JOB
Put every line of the records below into a JSON list of strings, one string per line, and leave out the blank lines.

EXCERPTED DATA
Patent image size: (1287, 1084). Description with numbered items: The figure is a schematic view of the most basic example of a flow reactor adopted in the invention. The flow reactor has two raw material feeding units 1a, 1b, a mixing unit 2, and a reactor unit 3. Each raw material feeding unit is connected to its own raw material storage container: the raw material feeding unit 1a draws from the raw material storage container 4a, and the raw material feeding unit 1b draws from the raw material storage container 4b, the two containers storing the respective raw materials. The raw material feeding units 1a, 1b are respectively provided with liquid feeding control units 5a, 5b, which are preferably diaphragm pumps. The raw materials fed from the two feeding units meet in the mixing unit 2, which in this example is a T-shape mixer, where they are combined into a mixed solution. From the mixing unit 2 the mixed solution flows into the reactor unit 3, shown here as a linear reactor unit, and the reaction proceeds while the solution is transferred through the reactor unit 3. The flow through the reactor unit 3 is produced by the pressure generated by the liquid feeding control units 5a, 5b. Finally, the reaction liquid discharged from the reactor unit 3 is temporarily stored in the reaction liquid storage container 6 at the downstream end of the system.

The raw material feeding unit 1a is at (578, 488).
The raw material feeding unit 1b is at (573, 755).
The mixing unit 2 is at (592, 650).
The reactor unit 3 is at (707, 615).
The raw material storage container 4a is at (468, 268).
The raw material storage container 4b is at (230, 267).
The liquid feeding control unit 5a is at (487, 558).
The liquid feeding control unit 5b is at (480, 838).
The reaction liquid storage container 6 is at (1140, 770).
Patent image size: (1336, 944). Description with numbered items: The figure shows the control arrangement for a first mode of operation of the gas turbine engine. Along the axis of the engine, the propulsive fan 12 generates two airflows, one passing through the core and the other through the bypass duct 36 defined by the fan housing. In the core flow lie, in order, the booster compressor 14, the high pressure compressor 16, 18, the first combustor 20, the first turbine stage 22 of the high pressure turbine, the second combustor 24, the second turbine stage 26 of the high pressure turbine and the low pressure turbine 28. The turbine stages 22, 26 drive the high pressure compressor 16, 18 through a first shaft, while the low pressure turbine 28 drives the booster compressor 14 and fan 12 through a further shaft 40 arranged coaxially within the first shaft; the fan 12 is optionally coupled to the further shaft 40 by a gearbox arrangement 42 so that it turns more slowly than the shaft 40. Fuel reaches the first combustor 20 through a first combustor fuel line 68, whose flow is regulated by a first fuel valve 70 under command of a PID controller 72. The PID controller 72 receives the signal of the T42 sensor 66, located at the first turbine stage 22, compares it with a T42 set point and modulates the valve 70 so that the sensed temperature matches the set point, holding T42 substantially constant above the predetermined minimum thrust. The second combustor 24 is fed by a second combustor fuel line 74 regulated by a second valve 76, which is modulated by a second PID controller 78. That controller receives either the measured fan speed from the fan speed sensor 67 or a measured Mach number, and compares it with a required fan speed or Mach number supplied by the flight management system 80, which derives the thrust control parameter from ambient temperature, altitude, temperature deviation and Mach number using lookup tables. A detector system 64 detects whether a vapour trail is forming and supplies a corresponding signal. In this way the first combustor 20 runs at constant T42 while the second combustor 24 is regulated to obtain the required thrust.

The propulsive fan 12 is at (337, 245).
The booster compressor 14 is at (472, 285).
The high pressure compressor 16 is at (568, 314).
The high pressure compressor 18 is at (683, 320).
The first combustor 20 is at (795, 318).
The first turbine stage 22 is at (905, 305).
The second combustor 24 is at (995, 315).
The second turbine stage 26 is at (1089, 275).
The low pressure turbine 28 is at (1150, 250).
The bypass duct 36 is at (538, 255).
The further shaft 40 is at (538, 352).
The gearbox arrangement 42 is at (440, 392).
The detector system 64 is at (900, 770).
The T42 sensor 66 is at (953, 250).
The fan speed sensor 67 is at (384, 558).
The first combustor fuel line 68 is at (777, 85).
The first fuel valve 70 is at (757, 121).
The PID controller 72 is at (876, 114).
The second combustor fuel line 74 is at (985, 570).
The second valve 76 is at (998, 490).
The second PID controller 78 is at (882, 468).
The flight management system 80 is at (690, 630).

SOLUTION
[
  "Patent image size: (1287, 1084). Description with numbered items: The figure is a schematic view of the most basic example of a flow reactor adopted in the invention. The flow reactor has two raw material feeding units 1a, 1b, a mixing unit 2, and a reactor unit 3. Each raw material feeding unit is connected to its own raw material storage container: the raw material feeding unit 1a draws from the raw material storage container 4a, and the raw material feeding unit 1b draws from the raw material storage container 4b, the two containers storing the respective raw materials. The raw material feeding units 1a, 1b are respectively provided with liquid feeding control units 5a, 5b, which are preferably diaphragm pumps. The raw materials fed from the two feeding units meet in the mixing unit 2, which in this example is a T-shape mixer, where they are combined into a mixed solution. From the mixing unit 2 the mixed solution flows into the reactor unit 3, shown here as a linear reactor unit, and the reaction proceeds while the solution is transferred through the reactor unit 3. The flow through the reactor unit 3 is produced by the pressure generated by the liquid feeding control units 5a, 5b. Finally, the reaction liquid discharged from the reactor unit 3 is temporarily stored in the reaction liquid storage container 6 at the downstream end of the system.",
  "The raw material feeding unit 1a is at (578, 488).",
  "The raw material feeding unit 1b is at (573, 755).",
  "The mixing unit 2 is at (592, 650).",
  "The reactor unit 3 is at (707, 615).",
  "The raw material storage container 4a is at (468, 268).",
  "The raw material storage container 4b is at (230, 267).",
  "The liquid feeding control unit 5a is at (487, 558).",
  "The liquid feeding control unit 5b is at (480, 838).",
  "The reaction liquid storage container 6 is at (1140, 770).",
  "Patent image size: (1336, 944). Description with numbered items: The figure shows the control arrangement for a first mode of operation of the gas turbine engine. Along the axis of the engine, the propulsive fan 12 generates two airflows, one passing through the core and the other through the bypass duct 36 defined by the fan housing. In the core flow lie, in order, the booster compressor 14, the high pressure compressor 16, 18, the first combustor 20, the first turbine stage 22 of the high pressure turbine, the second combustor 24, the second turbine stage 26 of the high pressure turbine and the low pressure turbine 28. The turbine stages 22, 26 drive the high pressure compressor 16, 18 through a first shaft, while the low pressure turbine 28 drives the booster compressor 14 and fan 12 through a further shaft 40 arranged coaxially within the first shaft; the fan 12 is optionally coupled to the further shaft 40 by a gearbox arrangement 42 so that it turns more slowly than the shaft 40. Fuel reaches the first combustor 20 through a first combustor fuel line 68, whose flow is regulated by a first fuel valve 70 under command of a PID controller 72. The PID controller 72 receives the signal of the T42 sensor 66, located at the first turbine stage 22, compares it with a T42 set point and modulates the valve 70 so that the sensed temperature matches the set point, holding T42 substantially constant above the predetermined minimum thrust. The second combustor 24 is fed by a second combustor fuel line 74 regulated by a second valve 76, which is modulated by a second PID controller 78. That controller receives either the measured fan speed from the fan speed sensor 67 or a measured Mach number, and compares it with a required fan speed or Mach number supplied by the flight management system 80, which derives the thrust control parameter from ambient temperature, altitude, temperature deviation and Mach number using lookup tables. A detector system 64 detects whether a vapour trail is forming and supplies a corresponding signal. In this way the first combustor 20 runs at constant T42 while the second combustor 24 is regulated to obtain the required thrust.",
  "The propulsive fan 12 is at (337, 245).",
  "The booster compressor 14 is at (472, 285).",
  "The high pressure compressor 16 is at (568, 314).",
  "The high pressure compressor 18 is at (683, 320).",
  "The first combustor 20 is at (795, 318).",
  "The first turbine stage 22 is at (905, 305).",
  "The second combustor 24 is at (995, 315).",
  "The second turbine stage 26 is at (1089, 275).",
  "The low pressure turbine 28 is at (1150, 250).",
  "The bypass duct 36 is at (538, 255).",
  "The further shaft 40 is at (538, 352).",
  "The gearbox arrangement 42 is at (440, 392).",
  "The detector system 64 is at (900, 770).",
  "The T42 sensor 66 is at (953, 250).",
  "The fan speed sensor 67 is at (384, 558).",
  "The first combustor fuel line 68 is at (777, 85).",
  "The first fuel valve 70 is at (757, 121).",
  "The PID controller 72 is at (876, 114).",
  "The second combustor fuel line 74 is at (985, 570).",
  "The second valve 76 is at (998, 490).",
  "The second PID controller 78 is at (882, 468).",
  "The flight management system 80 is at (690, 630)."
]